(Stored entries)
________________

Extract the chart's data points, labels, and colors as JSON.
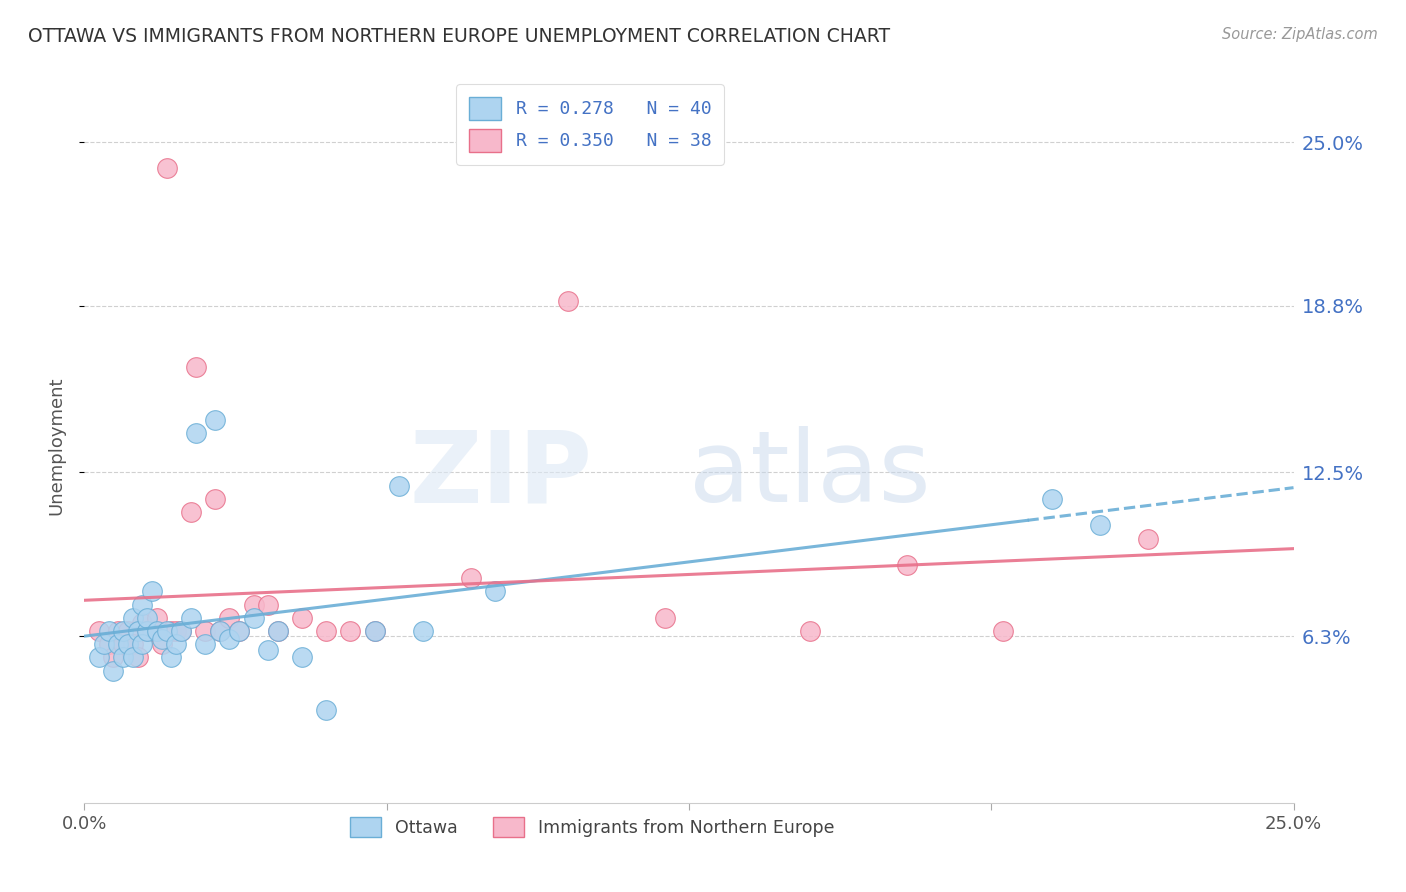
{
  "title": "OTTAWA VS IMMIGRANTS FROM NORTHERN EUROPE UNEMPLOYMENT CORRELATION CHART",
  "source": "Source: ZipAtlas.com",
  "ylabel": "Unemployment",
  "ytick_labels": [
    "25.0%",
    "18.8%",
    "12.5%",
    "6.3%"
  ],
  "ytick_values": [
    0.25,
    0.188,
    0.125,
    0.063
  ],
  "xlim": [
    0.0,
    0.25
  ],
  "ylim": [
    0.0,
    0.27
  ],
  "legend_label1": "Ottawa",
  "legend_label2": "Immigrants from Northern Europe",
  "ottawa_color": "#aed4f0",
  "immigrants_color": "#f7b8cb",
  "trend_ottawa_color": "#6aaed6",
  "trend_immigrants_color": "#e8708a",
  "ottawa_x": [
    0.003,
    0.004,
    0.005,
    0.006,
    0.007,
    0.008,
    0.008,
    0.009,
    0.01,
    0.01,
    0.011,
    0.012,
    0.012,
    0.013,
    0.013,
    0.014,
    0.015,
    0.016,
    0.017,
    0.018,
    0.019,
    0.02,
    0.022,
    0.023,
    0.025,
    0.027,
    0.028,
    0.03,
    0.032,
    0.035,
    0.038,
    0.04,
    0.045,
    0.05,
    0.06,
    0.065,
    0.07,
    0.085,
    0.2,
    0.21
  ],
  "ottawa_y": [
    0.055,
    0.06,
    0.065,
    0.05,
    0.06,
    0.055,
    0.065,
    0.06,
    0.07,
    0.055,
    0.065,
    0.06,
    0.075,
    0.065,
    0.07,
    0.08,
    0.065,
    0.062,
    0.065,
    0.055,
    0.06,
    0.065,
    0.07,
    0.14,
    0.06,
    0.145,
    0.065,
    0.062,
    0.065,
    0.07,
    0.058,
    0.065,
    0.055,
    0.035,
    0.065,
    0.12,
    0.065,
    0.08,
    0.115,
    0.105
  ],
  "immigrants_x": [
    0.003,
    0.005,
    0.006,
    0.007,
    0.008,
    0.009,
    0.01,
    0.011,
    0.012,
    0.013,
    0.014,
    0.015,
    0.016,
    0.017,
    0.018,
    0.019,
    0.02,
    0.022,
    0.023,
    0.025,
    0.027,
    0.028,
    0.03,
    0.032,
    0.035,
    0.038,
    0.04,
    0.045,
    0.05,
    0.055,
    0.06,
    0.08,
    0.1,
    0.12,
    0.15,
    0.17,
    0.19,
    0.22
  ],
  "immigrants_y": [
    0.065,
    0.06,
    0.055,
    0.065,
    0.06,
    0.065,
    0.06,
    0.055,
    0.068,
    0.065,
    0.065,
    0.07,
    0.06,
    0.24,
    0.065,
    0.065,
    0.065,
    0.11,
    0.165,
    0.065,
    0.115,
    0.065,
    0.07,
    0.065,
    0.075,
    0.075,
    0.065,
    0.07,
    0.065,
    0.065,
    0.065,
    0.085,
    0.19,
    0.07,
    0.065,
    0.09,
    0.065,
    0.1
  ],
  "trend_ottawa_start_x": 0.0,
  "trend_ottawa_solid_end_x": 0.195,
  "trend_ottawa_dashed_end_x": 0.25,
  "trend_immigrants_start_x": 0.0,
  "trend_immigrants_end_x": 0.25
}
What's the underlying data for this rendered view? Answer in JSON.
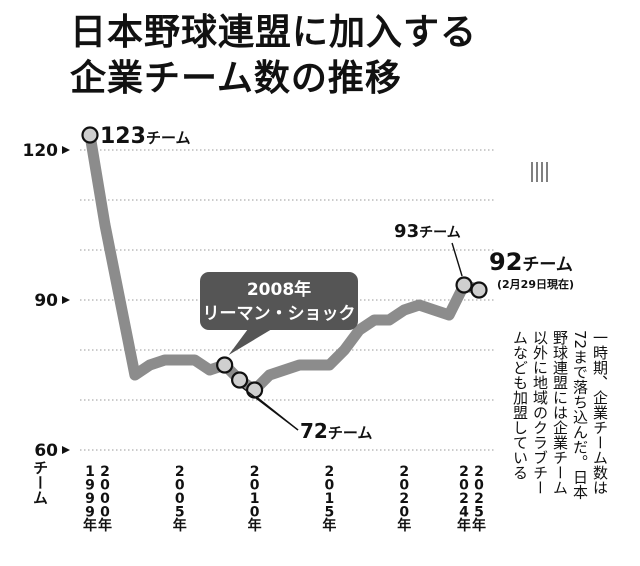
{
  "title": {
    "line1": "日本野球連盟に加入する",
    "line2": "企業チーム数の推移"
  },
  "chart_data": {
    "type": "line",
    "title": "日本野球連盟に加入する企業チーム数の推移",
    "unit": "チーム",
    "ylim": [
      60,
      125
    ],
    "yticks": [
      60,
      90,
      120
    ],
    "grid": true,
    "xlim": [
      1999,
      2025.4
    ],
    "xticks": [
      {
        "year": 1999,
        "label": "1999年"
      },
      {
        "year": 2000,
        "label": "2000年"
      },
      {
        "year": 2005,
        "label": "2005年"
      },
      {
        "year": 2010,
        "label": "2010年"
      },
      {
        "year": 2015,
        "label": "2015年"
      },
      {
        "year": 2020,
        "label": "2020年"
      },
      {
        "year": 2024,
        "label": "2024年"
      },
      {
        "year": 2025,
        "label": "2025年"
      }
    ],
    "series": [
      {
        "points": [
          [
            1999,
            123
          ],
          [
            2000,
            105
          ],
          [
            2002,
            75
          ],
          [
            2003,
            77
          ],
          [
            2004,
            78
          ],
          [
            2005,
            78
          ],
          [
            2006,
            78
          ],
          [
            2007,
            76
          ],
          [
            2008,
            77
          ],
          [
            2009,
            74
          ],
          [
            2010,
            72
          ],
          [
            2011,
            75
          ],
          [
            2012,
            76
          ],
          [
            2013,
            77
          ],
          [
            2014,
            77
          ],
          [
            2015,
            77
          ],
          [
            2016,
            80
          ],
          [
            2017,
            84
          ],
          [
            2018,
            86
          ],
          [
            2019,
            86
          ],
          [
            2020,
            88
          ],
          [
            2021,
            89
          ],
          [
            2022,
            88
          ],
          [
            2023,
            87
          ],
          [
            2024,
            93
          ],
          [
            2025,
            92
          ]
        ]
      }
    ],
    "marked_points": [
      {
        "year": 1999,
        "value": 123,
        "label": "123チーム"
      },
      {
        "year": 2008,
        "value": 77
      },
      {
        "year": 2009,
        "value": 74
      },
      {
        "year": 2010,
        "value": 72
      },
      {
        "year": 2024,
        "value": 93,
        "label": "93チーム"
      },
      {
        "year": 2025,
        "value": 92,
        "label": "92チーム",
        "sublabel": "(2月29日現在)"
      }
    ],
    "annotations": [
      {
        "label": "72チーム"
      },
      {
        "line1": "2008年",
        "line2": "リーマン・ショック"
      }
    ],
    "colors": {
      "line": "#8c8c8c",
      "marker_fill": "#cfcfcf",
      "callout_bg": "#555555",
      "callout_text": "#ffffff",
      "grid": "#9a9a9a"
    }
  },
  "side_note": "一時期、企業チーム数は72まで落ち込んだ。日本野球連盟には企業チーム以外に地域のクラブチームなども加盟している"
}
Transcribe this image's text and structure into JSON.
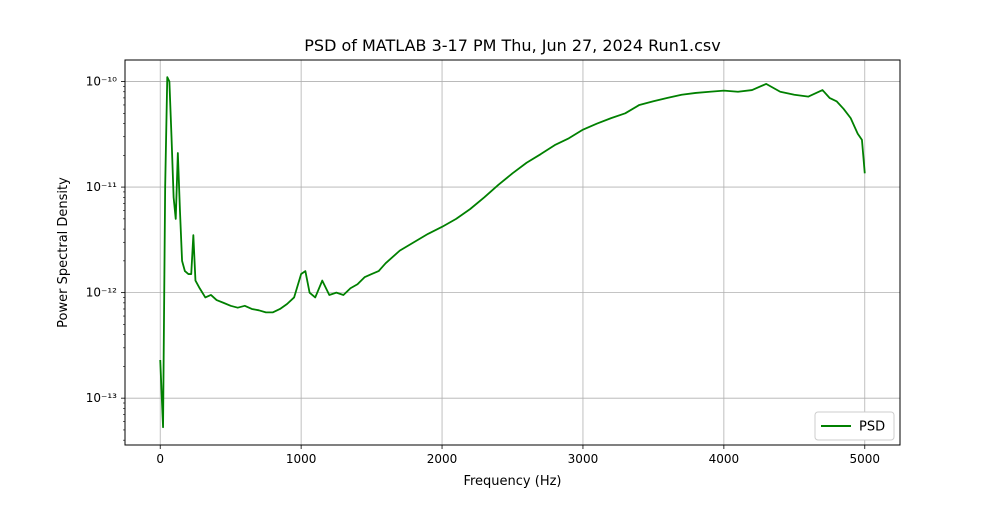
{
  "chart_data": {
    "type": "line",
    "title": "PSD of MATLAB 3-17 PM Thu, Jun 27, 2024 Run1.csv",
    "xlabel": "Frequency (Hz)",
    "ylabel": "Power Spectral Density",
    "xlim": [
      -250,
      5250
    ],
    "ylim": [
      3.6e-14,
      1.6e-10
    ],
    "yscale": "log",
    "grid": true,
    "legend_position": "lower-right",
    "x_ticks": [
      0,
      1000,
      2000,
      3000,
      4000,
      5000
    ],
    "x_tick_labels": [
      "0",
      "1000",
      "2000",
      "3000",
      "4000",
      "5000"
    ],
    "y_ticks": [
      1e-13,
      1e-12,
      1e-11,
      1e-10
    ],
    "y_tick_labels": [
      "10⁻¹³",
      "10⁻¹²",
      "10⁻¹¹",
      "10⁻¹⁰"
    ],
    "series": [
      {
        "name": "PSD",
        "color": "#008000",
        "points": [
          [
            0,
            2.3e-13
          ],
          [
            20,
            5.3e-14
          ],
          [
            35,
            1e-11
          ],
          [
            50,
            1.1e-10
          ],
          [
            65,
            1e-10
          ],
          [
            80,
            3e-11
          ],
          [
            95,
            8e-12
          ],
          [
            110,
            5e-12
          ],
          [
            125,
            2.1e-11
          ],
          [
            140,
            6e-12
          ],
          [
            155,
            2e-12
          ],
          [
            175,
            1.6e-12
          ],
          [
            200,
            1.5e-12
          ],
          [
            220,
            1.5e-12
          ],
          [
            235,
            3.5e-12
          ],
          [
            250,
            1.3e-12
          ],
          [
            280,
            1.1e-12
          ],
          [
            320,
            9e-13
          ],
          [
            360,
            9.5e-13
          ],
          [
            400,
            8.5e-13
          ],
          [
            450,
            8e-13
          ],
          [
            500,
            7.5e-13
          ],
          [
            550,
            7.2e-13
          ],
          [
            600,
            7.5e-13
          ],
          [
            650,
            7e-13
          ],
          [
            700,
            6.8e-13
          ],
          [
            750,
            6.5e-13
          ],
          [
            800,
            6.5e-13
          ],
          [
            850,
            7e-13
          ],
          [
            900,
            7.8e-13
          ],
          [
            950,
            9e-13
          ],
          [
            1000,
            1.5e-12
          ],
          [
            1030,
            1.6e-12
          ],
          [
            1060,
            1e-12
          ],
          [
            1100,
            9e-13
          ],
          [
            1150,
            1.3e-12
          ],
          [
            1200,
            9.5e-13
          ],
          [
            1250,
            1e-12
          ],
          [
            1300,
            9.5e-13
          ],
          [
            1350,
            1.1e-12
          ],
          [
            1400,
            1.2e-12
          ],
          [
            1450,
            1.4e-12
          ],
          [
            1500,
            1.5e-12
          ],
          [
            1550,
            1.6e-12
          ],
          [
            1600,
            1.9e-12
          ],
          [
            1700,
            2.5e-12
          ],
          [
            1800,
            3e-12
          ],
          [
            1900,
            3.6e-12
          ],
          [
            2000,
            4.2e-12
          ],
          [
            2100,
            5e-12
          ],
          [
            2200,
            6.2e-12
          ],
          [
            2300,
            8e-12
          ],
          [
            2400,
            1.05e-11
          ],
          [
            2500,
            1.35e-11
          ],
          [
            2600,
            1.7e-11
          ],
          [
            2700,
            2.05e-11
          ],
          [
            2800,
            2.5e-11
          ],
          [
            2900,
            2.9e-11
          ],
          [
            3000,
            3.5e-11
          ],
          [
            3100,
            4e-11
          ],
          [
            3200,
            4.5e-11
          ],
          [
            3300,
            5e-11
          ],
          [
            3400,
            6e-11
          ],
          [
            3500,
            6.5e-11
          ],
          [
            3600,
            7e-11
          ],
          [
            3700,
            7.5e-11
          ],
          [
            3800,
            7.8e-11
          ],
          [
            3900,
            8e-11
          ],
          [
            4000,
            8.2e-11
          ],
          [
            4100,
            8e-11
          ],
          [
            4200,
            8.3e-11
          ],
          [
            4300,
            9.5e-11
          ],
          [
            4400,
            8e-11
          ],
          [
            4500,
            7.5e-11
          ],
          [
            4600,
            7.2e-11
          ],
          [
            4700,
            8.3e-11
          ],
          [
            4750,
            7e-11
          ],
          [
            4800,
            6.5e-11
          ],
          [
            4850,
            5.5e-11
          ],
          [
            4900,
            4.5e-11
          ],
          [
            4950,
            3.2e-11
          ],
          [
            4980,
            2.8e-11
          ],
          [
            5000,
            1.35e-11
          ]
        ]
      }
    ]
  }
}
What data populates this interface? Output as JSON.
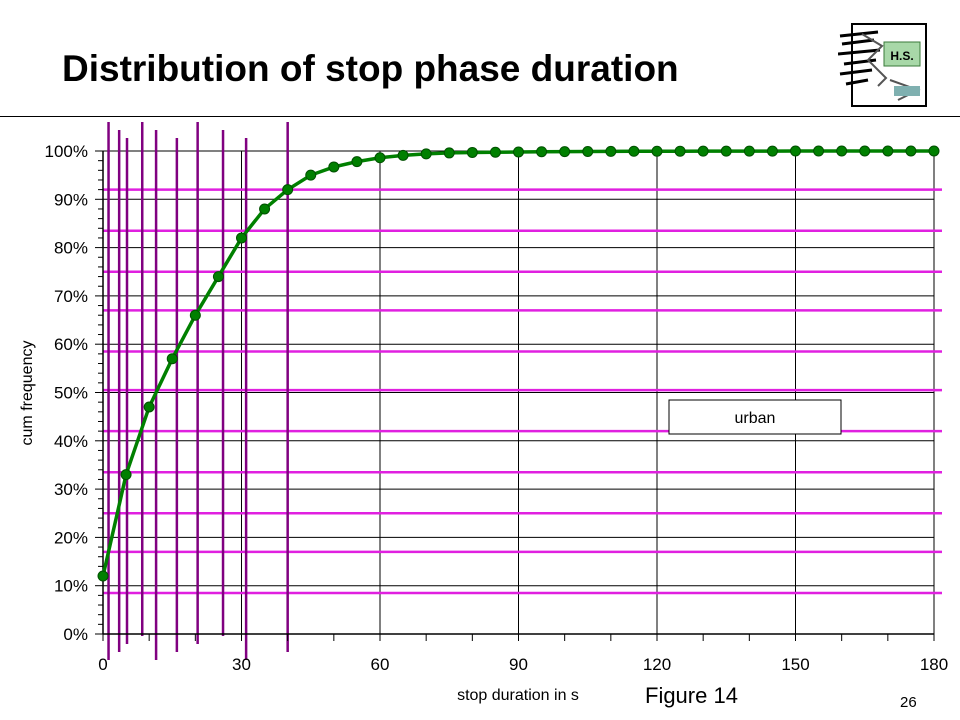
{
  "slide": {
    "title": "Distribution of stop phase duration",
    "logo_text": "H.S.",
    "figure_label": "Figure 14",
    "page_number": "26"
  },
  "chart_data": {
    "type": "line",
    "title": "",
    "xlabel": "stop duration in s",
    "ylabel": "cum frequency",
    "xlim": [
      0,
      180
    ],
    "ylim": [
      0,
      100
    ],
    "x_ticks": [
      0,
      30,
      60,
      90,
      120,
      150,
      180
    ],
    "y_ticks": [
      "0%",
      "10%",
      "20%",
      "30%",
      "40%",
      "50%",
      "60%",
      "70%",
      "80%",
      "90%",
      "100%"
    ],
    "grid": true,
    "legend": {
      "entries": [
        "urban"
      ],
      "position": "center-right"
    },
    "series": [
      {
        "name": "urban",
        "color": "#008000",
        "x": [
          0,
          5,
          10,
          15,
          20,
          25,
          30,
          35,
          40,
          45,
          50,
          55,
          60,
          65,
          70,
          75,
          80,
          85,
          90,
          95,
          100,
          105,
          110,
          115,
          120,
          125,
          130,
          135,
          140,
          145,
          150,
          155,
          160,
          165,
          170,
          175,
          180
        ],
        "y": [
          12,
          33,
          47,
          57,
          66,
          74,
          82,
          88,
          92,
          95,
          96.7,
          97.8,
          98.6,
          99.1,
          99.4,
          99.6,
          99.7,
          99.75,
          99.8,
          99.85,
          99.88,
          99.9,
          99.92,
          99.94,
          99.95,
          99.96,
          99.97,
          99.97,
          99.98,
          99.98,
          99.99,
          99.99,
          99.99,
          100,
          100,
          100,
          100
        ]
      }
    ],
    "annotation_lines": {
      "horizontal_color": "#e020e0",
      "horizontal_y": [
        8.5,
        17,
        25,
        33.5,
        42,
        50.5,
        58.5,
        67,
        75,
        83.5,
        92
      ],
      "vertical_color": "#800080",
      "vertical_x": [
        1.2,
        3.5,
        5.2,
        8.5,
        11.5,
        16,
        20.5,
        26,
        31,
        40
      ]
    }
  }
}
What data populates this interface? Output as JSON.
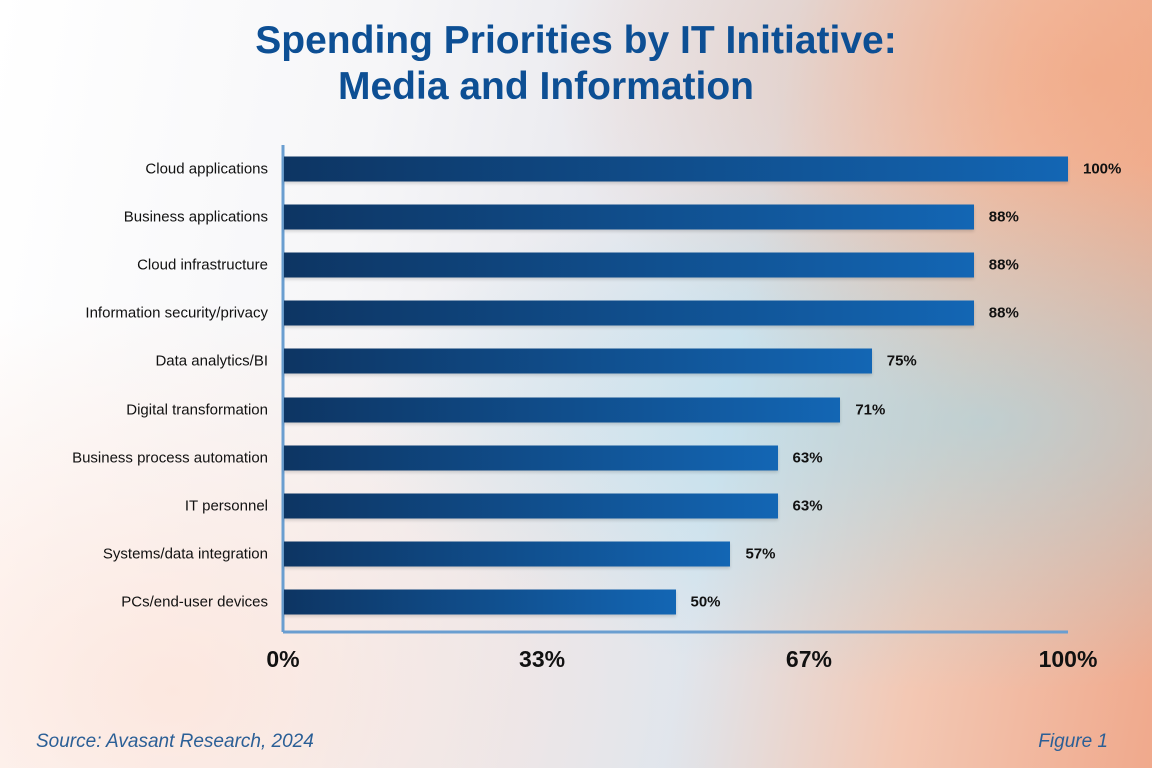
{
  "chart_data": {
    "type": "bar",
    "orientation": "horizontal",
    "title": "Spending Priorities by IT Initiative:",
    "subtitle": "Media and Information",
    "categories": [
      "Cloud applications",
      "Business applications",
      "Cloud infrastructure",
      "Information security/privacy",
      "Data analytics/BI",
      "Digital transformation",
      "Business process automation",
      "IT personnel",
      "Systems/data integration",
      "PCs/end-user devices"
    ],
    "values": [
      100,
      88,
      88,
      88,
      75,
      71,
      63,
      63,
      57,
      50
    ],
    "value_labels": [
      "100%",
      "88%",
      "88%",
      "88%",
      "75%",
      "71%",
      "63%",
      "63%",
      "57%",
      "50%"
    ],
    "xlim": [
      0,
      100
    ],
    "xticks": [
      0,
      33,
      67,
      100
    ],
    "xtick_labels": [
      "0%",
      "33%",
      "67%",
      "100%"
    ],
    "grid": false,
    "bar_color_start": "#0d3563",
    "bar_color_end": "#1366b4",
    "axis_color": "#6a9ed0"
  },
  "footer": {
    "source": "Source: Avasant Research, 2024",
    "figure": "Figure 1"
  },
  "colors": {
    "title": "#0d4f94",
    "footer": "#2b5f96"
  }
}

________________

## [EXERCISE]
Lines containing the word "Source" are to be tallied; report only the total.

## [SOLUTION FOR THIS EXERCISE]
2